▶ _Stated exercise_
The listing below is the input. Say how many of its lines contain "valor", giving the number alone.

▶ _Items_
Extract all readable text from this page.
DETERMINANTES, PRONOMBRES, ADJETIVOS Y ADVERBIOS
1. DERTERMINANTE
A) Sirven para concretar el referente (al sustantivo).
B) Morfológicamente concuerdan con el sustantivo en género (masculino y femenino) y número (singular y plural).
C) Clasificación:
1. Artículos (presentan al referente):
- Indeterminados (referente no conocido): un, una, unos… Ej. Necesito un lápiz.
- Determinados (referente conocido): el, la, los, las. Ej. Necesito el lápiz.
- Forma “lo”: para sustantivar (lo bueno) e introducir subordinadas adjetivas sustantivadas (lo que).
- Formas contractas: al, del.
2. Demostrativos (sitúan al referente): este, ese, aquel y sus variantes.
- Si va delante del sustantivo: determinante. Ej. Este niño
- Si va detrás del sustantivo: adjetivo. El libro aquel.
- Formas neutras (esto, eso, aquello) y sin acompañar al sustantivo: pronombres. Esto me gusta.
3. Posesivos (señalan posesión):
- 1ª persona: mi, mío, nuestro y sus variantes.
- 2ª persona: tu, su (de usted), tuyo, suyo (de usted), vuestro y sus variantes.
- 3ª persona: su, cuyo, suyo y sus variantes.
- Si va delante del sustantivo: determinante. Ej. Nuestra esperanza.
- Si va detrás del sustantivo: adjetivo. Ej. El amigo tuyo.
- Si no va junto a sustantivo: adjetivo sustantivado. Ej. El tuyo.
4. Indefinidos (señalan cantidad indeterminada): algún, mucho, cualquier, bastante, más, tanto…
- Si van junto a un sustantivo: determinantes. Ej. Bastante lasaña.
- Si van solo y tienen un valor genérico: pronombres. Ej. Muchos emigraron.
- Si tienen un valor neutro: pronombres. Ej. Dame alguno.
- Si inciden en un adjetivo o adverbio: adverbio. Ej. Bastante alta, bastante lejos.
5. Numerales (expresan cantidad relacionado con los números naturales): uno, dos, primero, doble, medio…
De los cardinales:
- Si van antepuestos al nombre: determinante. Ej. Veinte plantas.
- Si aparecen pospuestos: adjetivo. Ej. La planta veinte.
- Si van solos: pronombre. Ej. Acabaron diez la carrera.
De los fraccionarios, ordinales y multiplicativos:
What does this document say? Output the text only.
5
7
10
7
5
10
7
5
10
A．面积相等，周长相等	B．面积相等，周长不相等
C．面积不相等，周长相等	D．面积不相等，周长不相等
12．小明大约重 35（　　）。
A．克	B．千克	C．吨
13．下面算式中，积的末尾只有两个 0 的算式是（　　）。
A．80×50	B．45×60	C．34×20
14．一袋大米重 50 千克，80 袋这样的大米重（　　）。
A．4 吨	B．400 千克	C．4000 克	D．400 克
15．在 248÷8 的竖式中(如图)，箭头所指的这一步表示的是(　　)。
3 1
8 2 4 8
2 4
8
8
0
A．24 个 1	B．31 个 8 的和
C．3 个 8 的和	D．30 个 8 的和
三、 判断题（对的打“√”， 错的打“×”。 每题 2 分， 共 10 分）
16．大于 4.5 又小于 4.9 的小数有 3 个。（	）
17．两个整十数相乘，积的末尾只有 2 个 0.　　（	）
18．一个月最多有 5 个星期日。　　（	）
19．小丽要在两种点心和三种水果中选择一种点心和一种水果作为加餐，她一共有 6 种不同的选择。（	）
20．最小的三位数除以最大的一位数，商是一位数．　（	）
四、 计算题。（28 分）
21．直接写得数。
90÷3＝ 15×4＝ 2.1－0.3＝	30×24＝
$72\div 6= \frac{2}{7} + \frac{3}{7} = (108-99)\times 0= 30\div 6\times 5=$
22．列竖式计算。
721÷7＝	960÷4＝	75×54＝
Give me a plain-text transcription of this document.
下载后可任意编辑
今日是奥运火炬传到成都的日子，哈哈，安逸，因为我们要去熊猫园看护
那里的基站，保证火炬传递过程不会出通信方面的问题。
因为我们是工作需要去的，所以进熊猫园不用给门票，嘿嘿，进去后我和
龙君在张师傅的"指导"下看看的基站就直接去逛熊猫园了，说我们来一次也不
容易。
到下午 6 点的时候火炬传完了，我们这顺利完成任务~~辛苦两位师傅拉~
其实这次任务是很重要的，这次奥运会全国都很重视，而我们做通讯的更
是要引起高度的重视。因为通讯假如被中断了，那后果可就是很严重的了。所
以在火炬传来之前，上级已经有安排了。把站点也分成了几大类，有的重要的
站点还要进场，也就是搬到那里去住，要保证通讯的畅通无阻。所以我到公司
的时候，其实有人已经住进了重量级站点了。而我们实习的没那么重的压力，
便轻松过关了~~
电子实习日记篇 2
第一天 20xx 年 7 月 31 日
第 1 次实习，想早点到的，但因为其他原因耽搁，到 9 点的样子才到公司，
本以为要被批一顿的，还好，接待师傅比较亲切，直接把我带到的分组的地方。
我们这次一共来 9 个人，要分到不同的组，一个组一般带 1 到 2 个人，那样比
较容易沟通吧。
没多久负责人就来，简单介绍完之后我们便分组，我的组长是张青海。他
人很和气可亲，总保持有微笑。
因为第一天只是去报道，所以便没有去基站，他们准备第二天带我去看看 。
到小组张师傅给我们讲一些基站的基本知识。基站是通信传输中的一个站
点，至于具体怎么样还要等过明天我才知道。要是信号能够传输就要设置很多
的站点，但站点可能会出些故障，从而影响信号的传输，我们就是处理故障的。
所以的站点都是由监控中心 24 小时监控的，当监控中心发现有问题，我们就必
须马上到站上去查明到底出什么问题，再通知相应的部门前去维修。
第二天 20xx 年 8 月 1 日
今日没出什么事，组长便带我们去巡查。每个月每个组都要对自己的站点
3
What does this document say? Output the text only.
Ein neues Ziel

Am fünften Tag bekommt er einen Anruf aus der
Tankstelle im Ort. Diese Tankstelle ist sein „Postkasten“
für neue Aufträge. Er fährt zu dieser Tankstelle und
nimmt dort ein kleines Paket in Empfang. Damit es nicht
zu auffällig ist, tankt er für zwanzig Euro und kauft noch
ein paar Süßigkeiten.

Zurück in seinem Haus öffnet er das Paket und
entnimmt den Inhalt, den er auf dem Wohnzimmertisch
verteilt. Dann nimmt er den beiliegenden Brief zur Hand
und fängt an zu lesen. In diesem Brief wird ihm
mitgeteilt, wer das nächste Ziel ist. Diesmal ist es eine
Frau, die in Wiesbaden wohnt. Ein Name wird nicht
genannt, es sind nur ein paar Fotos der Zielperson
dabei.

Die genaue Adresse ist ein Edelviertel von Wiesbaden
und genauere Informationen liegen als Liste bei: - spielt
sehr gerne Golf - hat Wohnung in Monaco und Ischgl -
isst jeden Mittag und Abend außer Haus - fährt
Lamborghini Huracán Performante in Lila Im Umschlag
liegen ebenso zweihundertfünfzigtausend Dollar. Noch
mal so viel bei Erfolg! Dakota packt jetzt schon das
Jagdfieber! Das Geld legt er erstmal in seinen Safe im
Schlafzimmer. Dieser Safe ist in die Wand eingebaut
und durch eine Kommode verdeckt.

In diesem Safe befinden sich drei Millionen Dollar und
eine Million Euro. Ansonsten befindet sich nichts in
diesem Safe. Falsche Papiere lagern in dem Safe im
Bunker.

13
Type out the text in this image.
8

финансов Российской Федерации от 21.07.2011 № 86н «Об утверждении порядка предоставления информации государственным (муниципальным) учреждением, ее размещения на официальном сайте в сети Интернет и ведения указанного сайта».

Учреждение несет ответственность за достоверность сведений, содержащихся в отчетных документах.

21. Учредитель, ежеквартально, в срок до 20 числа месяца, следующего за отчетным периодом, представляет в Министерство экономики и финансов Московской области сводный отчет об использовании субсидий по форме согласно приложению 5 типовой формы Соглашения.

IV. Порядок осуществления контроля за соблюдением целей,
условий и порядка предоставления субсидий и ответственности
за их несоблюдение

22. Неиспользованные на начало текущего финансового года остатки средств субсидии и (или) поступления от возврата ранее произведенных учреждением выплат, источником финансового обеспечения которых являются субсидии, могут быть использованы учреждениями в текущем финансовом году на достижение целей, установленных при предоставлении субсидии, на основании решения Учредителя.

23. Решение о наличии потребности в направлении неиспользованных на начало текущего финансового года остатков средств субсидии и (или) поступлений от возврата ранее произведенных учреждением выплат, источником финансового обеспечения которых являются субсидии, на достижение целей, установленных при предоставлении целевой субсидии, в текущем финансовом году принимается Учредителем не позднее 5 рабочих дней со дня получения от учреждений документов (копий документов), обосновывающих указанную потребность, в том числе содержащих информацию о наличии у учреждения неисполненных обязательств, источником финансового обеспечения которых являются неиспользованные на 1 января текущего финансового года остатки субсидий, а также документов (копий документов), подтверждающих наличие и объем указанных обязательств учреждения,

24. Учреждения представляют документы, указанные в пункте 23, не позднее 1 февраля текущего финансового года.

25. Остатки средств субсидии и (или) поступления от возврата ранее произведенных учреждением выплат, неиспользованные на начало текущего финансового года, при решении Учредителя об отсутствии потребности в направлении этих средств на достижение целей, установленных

▶ _Full response_
2